## The task
Scan the listing below and copy every line holding "Full".

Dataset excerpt

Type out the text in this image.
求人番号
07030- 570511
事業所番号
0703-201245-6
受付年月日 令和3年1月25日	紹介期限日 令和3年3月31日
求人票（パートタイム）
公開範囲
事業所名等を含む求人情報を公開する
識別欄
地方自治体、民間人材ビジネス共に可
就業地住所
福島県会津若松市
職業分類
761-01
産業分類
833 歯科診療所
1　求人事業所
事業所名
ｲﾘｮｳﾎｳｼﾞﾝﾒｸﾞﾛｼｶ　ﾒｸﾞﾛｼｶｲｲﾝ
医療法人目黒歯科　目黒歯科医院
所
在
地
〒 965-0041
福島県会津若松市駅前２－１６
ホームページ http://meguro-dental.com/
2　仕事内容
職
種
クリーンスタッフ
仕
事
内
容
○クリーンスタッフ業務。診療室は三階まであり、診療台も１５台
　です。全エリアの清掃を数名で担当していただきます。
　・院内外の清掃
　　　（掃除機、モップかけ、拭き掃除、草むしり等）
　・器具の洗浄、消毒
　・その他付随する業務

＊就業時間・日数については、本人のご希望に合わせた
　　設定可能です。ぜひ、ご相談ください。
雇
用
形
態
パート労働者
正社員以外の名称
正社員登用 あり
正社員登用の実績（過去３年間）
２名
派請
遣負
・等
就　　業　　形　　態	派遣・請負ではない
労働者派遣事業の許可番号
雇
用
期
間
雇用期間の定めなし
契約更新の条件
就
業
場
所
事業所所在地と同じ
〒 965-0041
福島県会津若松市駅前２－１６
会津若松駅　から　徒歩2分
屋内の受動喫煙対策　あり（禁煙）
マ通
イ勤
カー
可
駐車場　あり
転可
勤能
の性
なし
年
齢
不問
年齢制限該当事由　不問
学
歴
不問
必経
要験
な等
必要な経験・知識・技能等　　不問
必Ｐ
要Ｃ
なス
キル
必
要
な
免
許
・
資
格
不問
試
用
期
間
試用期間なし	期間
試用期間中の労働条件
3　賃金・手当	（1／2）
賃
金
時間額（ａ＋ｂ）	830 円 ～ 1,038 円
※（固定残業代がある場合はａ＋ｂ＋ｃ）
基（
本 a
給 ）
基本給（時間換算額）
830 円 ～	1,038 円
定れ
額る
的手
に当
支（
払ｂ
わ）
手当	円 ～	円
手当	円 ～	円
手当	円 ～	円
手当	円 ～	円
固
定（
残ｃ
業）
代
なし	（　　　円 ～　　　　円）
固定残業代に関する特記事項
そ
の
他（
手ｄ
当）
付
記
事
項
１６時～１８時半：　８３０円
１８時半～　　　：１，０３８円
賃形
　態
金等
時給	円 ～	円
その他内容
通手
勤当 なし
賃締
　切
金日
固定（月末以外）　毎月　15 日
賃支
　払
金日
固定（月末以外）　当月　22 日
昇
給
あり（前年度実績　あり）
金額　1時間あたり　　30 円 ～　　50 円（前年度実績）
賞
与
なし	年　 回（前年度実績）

* * *

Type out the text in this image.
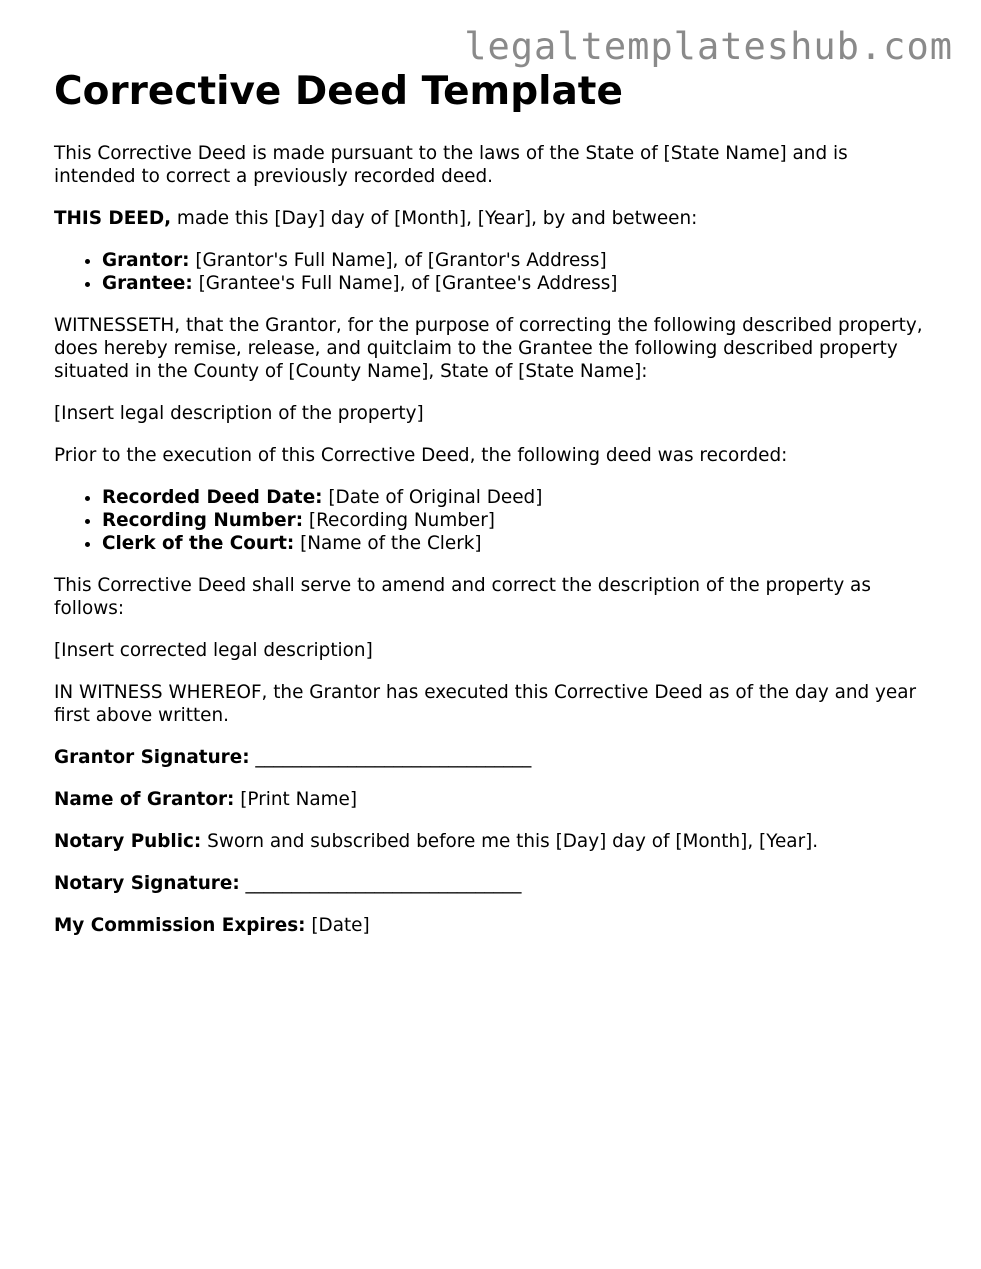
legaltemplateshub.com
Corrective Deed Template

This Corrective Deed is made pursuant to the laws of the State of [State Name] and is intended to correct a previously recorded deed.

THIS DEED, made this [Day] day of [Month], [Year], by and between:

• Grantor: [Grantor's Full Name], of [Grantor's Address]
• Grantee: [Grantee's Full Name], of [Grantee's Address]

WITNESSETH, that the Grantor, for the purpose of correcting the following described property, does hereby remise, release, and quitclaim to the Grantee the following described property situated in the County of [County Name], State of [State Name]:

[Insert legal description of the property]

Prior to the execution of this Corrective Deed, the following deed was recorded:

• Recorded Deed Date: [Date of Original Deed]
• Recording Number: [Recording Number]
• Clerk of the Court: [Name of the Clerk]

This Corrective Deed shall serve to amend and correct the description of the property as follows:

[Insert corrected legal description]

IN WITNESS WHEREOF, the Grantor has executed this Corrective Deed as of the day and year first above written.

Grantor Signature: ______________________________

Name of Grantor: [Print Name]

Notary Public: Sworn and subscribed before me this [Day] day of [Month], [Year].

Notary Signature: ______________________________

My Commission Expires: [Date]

## Written response
• Grantor: [Grantor's Full Name], of [Grantor's Address]
• Grantee: [Grantee's Full Name], of [Grantee's Address]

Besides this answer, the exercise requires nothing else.